**TASK DETAILS**
Make an exact copy of the records, with the pictures left out.

[START MATERIAL PROVIDED]

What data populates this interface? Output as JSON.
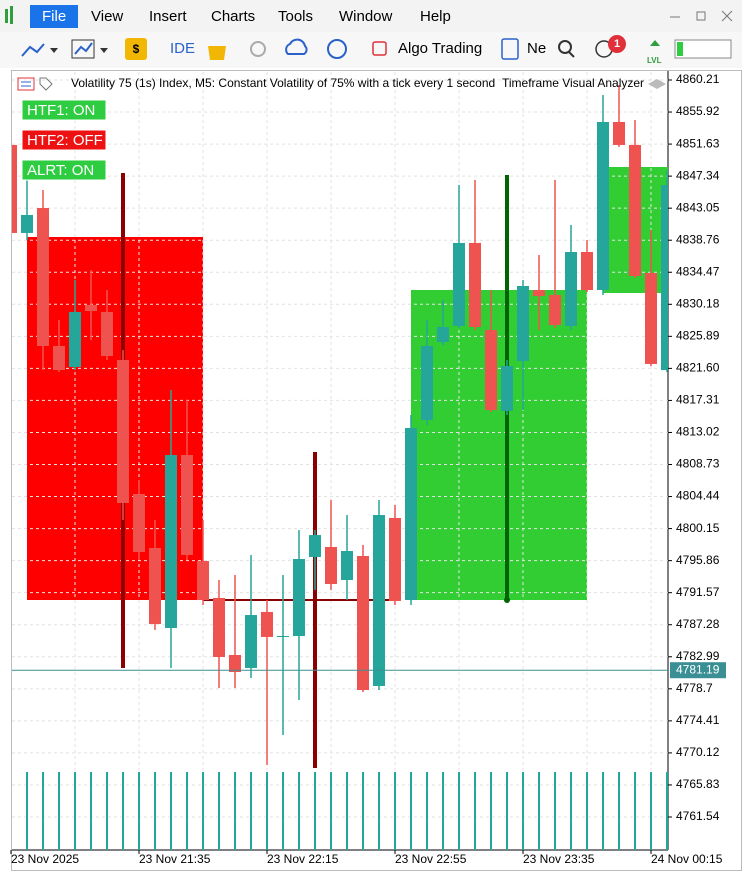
{
  "menu": [
    "File",
    "View",
    "Insert",
    "Charts",
    "Tools",
    "Window",
    "Help"
  ],
  "toolbar": {
    "ide": "IDE",
    "algo_trading": "Algo Trading",
    "new_order": "Ne",
    "notifications": "1",
    "lvl": "LVL"
  },
  "chart_data": {
    "type": "candlestick",
    "title": "Volatility 75 (1s) Index, M5:  Constant Volatility of 75% with a tick every 1 second",
    "indicator": "Timeframe Visual Analyzer",
    "buttons": [
      "HTF1: ON",
      "HTF2: OFF",
      "ALRT: ON"
    ],
    "categories": [
      "23 Nov 2025",
      null,
      null,
      null,
      null,
      null,
      null,
      null,
      "23 Nov 21:35",
      null,
      null,
      null,
      null,
      null,
      null,
      null,
      "23 Nov 22:15",
      null,
      null,
      null,
      null,
      null,
      null,
      null,
      "23 Nov 22:55",
      null,
      null,
      null,
      null,
      null,
      null,
      null,
      "23 Nov 23:35",
      null,
      null,
      null,
      null,
      null,
      null,
      null,
      "24 Nov 00:15",
      null
    ],
    "open": [
      4851.51,
      4839.73,
      4843.07,
      4824.6,
      4821.79,
      4830.09,
      4829.15,
      4822.72,
      4804.78,
      4797.55,
      4786.84,
      4810.0,
      4795.81,
      4790.86,
      4783.23,
      4781.49,
      4788.99,
      4785.64,
      4785.77,
      4796.35,
      4797.69,
      4793.27,
      4796.48,
      4779.08,
      4801.57,
      4790.59,
      4814.69,
      4825.13,
      4827.28,
      4838.39,
      4826.74,
      4815.9,
      4822.59,
      4832.09,
      4831.43,
      4827.28,
      4837.18,
      4832.09,
      4854.59,
      4851.51,
      4834.37,
      4821.38
    ],
    "high": [
      4852.18,
      4846.82,
      4845.48,
      4828.08,
      4833.43,
      4834.77,
      4832.09,
      4824.06,
      4806.66,
      4801.3,
      4818.71,
      4817.37,
      4801.3,
      4793.27,
      4793.94,
      4796.62,
      4790.59,
      4793.94,
      4799.96,
      4799.96,
      4803.98,
      4801.97,
      4797.96,
      4803.98,
      4803.31,
      4815.36,
      4828.08,
      4830.76,
      4846.15,
      4846.82,
      4832.09,
      4822.72,
      4833.43,
      4836.78,
      4846.82,
      4840.8,
      4838.79,
      4858.2,
      4859.54,
      4854.85,
      4840.13,
      4848.16
    ],
    "low": [
      4838.79,
      4838.79,
      4821.38,
      4821.12,
      4821.38,
      4825.4,
      4822.72,
      4801.3,
      4795.95,
      4786.58,
      4781.49,
      4795.95,
      4789.92,
      4778.81,
      4778.81,
      4780.15,
      4768.5,
      4772.52,
      4777.2,
      4791.93,
      4791.93,
      4790.59,
      4778.28,
      4778.54,
      4789.92,
      4789.92,
      4814.02,
      4824.73,
      4827.01,
      4826.74,
      4815.76,
      4815.36,
      4816.03,
      4826.74,
      4827.01,
      4826.74,
      4831.83,
      4831.43,
      4851.24,
      4833.7,
      4821.92,
      4821.12
    ],
    "close": [
      4839.73,
      4842.14,
      4824.6,
      4821.38,
      4829.15,
      4829.28,
      4823.26,
      4803.58,
      4797.02,
      4787.38,
      4810.0,
      4796.62,
      4790.59,
      4782.96,
      4780.95,
      4788.58,
      4785.64,
      4785.77,
      4796.08,
      4799.29,
      4792.73,
      4797.15,
      4778.54,
      4801.97,
      4790.46,
      4813.62,
      4824.6,
      4827.14,
      4838.39,
      4827.14,
      4816.03,
      4821.92,
      4832.63,
      4831.29,
      4827.41,
      4837.18,
      4832.09,
      4854.59,
      4851.51,
      4833.97,
      4822.19,
      4846.15
    ],
    "up_color": "#26a69a",
    "down_color": "#ef5350",
    "last_price": 4781.19,
    "ylim": [
      4757.12,
      4861.28
    ],
    "yticks": [
      4860.21,
      4855.92,
      4851.63,
      4847.34,
      4843.05,
      4838.76,
      4834.47,
      4830.18,
      4825.89,
      {
        "value": 4821.6,
        "label": "4821.60"
      },
      4817.31,
      4813.02,
      4808.73,
      4804.44,
      4800.15,
      4795.86,
      4791.57,
      4787.28,
      4782.99,
      4778.7,
      4774.41,
      4770.12,
      4765.83,
      4761.54
    ],
    "grid": true
  }
}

[END MATERIAL PROVIDED]

**SOLUTION TO THE PROBLEM**
What data populates this interface? Output as JSON.
{
  "menu": [
    "File",
    "View",
    "Insert",
    "Charts",
    "Tools",
    "Window",
    "Help"
  ],
  "toolbar": {
    "ide": "IDE",
    "algo_trading": "Algo Trading",
    "new_order": "Ne",
    "notifications": "1",
    "lvl": "LVL"
  },
  "chart_data": {
    "type": "candlestick",
    "title": "Volatility 75 (1s) Index, M5:  Constant Volatility of 75% with a tick every 1 second",
    "indicator": "Timeframe Visual Analyzer",
    "buttons": [
      "HTF1: ON",
      "HTF2: OFF",
      "ALRT: ON"
    ],
    "categories": [
      "23 Nov 2025",
      null,
      null,
      null,
      null,
      null,
      null,
      null,
      "23 Nov 21:35",
      null,
      null,
      null,
      null,
      null,
      null,
      null,
      "23 Nov 22:15",
      null,
      null,
      null,
      null,
      null,
      null,
      null,
      "23 Nov 22:55",
      null,
      null,
      null,
      null,
      null,
      null,
      null,
      "23 Nov 23:35",
      null,
      null,
      null,
      null,
      null,
      null,
      null,
      "24 Nov 00:15",
      null
    ],
    "open": [
      4851.51,
      4839.73,
      4843.07,
      4824.6,
      4821.79,
      4830.09,
      4829.15,
      4822.72,
      4804.78,
      4797.55,
      4786.84,
      4810.0,
      4795.81,
      4790.86,
      4783.23,
      4781.49,
      4788.99,
      4785.64,
      4785.77,
      4796.35,
      4797.69,
      4793.27,
      4796.48,
      4779.08,
      4801.57,
      4790.59,
      4814.69,
      4825.13,
      4827.28,
      4838.39,
      4826.74,
      4815.9,
      4822.59,
      4832.09,
      4831.43,
      4827.28,
      4837.18,
      4832.09,
      4854.59,
      4851.51,
      4834.37,
      4821.38
    ],
    "high": [
      4852.18,
      4846.82,
      4845.48,
      4828.08,
      4833.43,
      4834.77,
      4832.09,
      4824.06,
      4806.66,
      4801.3,
      4818.71,
      4817.37,
      4801.3,
      4793.27,
      4793.94,
      4796.62,
      4790.59,
      4793.94,
      4799.96,
      4799.96,
      4803.98,
      4801.97,
      4797.96,
      4803.98,
      4803.31,
      4815.36,
      4828.08,
      4830.76,
      4846.15,
      4846.82,
      4832.09,
      4822.72,
      4833.43,
      4836.78,
      4846.82,
      4840.8,
      4838.79,
      4858.2,
      4859.54,
      4854.85,
      4840.13,
      4848.16
    ],
    "low": [
      4838.79,
      4838.79,
      4821.38,
      4821.12,
      4821.38,
      4825.4,
      4822.72,
      4801.3,
      4795.95,
      4786.58,
      4781.49,
      4795.95,
      4789.92,
      4778.81,
      4778.81,
      4780.15,
      4768.5,
      4772.52,
      4777.2,
      4791.93,
      4791.93,
      4790.59,
      4778.28,
      4778.54,
      4789.92,
      4789.92,
      4814.02,
      4824.73,
      4827.01,
      4826.74,
      4815.76,
      4815.36,
      4816.03,
      4826.74,
      4827.01,
      4826.74,
      4831.83,
      4831.43,
      4851.24,
      4833.7,
      4821.92,
      4821.12
    ],
    "close": [
      4839.73,
      4842.14,
      4824.6,
      4821.38,
      4829.15,
      4829.28,
      4823.26,
      4803.58,
      4797.02,
      4787.38,
      4810.0,
      4796.62,
      4790.59,
      4782.96,
      4780.95,
      4788.58,
      4785.64,
      4785.77,
      4796.08,
      4799.29,
      4792.73,
      4797.15,
      4778.54,
      4801.97,
      4790.46,
      4813.62,
      4824.6,
      4827.14,
      4838.39,
      4827.14,
      4816.03,
      4821.92,
      4832.63,
      4831.29,
      4827.41,
      4837.18,
      4832.09,
      4854.59,
      4851.51,
      4833.97,
      4822.19,
      4846.15
    ],
    "up_color": "#26a69a",
    "down_color": "#ef5350",
    "last_price": 4781.19,
    "ylim": [
      4757.12,
      4861.28
    ],
    "yticks": [
      4860.21,
      4855.92,
      4851.63,
      4847.34,
      4843.05,
      4838.76,
      4834.47,
      4830.18,
      4825.89,
      {
        "value": 4821.6,
        "label": "4821.60"
      },
      4817.31,
      4813.02,
      4808.73,
      4804.44,
      4800.15,
      4795.86,
      4791.57,
      4787.28,
      4782.99,
      4778.7,
      4774.41,
      4770.12,
      4765.83,
      4761.54
    ],
    "grid": true
  }
}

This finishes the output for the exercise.